____ Information provided

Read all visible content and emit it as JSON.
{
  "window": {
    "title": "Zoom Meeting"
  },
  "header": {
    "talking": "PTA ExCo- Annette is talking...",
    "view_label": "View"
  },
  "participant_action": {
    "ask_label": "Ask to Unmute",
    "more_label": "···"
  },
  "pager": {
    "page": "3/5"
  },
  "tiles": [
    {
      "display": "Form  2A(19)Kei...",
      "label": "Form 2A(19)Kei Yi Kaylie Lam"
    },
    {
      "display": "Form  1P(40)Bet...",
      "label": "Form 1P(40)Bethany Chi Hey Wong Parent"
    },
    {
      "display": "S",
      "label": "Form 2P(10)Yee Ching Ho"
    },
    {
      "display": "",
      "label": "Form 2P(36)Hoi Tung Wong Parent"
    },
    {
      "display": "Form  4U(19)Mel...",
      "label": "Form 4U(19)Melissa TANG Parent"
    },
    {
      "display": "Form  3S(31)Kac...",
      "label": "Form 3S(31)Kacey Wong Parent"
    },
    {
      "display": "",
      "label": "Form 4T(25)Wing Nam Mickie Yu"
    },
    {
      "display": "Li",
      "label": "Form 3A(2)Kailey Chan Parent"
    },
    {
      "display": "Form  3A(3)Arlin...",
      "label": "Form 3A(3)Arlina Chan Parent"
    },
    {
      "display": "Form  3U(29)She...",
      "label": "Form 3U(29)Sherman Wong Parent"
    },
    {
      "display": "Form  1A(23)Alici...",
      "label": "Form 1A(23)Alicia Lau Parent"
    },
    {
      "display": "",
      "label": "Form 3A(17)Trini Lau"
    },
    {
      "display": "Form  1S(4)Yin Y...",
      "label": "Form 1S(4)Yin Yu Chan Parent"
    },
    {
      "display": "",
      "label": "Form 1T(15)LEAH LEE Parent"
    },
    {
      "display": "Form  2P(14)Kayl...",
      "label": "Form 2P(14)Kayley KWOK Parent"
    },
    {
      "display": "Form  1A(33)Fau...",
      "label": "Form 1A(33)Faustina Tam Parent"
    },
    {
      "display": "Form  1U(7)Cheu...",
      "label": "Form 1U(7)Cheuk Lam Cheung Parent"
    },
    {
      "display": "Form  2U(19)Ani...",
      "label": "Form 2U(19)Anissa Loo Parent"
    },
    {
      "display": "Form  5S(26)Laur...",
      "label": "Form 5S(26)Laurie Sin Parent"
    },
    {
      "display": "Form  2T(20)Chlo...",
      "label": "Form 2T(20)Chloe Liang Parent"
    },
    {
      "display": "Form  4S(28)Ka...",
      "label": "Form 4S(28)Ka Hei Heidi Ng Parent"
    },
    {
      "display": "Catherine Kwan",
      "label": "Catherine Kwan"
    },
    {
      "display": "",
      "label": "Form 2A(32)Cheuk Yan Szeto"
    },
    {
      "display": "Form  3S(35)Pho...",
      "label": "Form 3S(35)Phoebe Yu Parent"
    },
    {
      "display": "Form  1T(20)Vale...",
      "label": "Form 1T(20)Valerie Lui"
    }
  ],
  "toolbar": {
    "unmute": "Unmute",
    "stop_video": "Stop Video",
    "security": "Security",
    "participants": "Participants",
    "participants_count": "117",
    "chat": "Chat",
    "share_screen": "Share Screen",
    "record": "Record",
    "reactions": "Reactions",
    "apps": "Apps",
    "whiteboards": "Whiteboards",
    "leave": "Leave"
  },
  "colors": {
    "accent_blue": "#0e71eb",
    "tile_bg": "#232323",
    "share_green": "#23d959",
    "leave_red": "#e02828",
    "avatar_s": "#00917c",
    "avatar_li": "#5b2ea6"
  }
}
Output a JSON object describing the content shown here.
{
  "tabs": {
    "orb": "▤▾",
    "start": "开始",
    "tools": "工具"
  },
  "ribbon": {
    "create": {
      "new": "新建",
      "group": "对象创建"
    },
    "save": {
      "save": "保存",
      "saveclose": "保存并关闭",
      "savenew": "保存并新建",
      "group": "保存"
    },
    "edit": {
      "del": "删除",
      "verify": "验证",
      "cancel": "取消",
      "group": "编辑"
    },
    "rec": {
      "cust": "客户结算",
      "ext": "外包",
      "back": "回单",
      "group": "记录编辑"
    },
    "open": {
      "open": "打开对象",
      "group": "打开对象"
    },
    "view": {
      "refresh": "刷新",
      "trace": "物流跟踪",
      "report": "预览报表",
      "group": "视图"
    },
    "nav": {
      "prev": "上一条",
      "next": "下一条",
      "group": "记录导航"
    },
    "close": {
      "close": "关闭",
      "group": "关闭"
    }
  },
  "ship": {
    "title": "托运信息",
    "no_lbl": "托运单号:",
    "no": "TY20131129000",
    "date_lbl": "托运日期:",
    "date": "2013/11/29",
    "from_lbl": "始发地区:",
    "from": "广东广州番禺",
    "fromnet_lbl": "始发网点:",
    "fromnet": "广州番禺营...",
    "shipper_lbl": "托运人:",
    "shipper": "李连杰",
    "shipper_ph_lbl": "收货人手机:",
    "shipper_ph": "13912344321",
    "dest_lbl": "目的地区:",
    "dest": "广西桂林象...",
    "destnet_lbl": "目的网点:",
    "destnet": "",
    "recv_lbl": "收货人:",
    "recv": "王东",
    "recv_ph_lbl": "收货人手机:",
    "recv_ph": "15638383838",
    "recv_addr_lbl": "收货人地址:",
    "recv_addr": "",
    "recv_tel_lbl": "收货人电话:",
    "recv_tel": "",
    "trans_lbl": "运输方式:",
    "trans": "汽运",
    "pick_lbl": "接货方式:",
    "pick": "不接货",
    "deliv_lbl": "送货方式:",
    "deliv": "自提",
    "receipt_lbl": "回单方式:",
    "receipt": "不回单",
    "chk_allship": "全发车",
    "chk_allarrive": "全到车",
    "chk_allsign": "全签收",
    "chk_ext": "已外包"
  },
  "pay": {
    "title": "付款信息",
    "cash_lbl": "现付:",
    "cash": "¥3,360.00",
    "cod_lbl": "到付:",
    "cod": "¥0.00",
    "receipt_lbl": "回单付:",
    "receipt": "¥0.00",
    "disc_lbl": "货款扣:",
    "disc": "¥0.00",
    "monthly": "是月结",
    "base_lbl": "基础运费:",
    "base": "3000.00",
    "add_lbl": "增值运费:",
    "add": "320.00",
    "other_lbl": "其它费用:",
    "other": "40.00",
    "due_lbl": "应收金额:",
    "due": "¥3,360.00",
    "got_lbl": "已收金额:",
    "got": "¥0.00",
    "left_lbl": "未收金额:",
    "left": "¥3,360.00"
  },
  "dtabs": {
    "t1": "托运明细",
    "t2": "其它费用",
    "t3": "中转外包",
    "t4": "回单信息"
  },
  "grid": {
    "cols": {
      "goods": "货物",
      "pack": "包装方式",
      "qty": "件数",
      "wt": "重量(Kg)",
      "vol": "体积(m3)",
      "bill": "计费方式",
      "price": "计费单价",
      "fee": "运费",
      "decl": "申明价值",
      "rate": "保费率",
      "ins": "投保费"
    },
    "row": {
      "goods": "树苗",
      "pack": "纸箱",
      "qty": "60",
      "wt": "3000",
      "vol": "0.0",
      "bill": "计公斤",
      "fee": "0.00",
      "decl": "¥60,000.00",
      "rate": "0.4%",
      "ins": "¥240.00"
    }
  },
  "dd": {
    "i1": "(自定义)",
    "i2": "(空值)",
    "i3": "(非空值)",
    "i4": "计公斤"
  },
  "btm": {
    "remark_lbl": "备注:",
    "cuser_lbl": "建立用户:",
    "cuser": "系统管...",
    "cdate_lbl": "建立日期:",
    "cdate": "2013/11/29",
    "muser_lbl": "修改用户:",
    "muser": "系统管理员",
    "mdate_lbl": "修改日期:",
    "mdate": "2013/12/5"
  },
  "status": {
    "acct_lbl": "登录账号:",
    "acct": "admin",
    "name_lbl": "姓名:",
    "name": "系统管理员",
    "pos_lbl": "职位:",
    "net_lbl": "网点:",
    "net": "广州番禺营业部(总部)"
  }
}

________

* **Stated task**: Look through the listing above. Pick out each line with "content" and copy it.

* **Completed exercise**:
Read all visible content and emit it as JSON.
Output a JSON object describing the content shown here.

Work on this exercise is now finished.